Wpisy danych:

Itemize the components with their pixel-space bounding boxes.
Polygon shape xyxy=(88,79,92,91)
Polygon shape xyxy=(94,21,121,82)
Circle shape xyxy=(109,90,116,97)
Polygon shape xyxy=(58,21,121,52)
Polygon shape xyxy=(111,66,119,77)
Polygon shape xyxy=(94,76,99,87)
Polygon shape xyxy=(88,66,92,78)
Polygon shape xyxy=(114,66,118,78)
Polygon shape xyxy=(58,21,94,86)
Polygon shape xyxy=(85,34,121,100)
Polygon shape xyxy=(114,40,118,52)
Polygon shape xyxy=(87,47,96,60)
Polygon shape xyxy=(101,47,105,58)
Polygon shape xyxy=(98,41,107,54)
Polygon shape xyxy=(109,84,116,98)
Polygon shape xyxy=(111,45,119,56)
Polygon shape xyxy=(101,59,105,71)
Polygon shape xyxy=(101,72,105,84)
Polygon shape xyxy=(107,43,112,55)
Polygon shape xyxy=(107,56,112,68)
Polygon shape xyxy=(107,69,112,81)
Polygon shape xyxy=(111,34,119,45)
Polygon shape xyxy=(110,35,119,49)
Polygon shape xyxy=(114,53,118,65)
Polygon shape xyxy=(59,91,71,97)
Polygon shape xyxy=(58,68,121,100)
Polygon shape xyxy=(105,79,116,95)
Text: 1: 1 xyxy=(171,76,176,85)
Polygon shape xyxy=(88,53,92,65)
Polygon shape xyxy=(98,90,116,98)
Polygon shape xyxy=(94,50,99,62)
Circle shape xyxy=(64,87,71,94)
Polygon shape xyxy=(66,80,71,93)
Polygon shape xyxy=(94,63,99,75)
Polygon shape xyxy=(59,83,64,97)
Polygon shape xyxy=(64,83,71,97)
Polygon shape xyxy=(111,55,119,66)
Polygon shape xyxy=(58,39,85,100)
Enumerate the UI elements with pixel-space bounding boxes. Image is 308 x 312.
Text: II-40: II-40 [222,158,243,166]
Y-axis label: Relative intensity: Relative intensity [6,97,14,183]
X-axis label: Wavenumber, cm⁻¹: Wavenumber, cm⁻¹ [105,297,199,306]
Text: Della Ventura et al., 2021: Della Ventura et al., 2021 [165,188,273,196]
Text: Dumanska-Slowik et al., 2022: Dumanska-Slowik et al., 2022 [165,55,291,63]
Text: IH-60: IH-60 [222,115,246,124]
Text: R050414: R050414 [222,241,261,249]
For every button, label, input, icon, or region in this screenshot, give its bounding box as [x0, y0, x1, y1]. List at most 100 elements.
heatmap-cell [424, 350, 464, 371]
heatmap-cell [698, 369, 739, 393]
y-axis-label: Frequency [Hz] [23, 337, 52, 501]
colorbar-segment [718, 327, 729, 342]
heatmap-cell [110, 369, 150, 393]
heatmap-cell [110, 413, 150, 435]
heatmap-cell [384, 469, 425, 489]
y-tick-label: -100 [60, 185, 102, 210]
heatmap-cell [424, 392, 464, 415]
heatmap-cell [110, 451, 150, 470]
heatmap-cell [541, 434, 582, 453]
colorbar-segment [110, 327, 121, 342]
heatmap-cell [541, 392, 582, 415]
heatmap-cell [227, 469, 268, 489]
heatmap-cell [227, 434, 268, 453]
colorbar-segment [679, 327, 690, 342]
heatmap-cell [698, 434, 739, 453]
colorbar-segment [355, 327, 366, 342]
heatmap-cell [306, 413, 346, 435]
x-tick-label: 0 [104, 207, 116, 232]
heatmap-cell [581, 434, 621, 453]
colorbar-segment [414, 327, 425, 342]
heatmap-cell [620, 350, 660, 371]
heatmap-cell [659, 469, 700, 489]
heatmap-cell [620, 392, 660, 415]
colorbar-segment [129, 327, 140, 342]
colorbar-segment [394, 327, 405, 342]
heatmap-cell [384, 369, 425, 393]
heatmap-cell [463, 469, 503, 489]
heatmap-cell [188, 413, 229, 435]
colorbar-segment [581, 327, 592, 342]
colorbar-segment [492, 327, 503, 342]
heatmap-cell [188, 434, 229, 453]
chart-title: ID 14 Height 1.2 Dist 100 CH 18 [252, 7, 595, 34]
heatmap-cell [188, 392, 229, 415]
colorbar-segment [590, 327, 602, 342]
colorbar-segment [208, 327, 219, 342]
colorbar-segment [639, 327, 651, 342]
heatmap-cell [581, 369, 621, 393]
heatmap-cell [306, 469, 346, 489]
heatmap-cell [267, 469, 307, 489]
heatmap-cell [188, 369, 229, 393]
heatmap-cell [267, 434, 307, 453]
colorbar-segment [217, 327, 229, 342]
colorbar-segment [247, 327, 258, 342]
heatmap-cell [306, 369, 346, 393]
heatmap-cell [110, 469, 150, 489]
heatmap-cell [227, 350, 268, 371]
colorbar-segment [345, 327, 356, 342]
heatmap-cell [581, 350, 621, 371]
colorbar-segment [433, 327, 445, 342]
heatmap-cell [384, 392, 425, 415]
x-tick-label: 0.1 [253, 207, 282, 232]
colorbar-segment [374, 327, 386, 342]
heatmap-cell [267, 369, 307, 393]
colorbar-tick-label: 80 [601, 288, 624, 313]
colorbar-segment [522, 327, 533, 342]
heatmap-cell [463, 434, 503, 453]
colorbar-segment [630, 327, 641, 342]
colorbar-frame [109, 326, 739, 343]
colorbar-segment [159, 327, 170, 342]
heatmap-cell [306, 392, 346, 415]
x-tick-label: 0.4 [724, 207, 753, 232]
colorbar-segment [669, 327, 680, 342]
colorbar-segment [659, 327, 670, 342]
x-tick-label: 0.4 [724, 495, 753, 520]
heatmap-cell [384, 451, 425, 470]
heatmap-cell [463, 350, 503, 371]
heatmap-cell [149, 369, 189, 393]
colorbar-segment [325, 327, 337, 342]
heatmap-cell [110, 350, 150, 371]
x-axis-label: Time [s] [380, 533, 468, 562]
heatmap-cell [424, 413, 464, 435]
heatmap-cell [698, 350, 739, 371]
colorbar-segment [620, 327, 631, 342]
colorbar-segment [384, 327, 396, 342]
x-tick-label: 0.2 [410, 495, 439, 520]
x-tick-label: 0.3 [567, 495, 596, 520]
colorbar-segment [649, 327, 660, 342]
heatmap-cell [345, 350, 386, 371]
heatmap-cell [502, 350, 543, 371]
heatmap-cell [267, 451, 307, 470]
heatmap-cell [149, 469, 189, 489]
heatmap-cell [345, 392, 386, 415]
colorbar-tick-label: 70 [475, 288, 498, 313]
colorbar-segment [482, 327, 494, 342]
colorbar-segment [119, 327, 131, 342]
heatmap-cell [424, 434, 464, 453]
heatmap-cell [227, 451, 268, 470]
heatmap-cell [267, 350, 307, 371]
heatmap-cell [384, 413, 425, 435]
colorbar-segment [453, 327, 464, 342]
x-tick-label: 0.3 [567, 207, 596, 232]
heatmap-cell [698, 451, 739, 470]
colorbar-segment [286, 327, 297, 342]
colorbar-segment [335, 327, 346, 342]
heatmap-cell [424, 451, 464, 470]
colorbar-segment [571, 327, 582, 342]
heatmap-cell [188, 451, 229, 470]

● ZADANIE
Podaj ponownie bez zmian fragment wierszy, który zaczyna się od pierwszego wiersza, a kończy na wierszu zawierającym "Polygon shape xyxy=(101,47,105,58)". Oba krańcowe wiersze należą do tego fragmentu.

● WYKONANE ZADANIE
Itemize the components with their pixel-space bounding boxes.
Polygon shape xyxy=(88,79,92,91)
Polygon shape xyxy=(94,21,121,82)
Circle shape xyxy=(109,90,116,97)
Polygon shape xyxy=(58,21,121,52)
Polygon shape xyxy=(111,66,119,77)
Polygon shape xyxy=(94,76,99,87)
Polygon shape xyxy=(88,66,92,78)
Polygon shape xyxy=(114,66,118,78)
Polygon shape xyxy=(58,21,94,86)
Polygon shape xyxy=(85,34,121,100)
Polygon shape xyxy=(114,40,118,52)
Polygon shape xyxy=(87,47,96,60)
Polygon shape xyxy=(101,47,105,58)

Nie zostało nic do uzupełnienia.